What to do: Retype all of the data exactly as given.

Records supplied:
········

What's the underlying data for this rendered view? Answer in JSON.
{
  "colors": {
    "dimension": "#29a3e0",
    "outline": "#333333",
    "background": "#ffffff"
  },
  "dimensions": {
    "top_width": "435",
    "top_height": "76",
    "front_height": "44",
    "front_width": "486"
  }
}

········

Task solution:
What's the underlying data for this rendered view? Answer in JSON.
{
  "colors": {
    "dimension": "#29a3e0",
    "outline": "#333333",
    "background": "#ffffff"
  },
  "dimensions": {
    "top_width": "435",
    "top_height": "76",
    "front_height": "44",
    "front_width": "486"
  }
}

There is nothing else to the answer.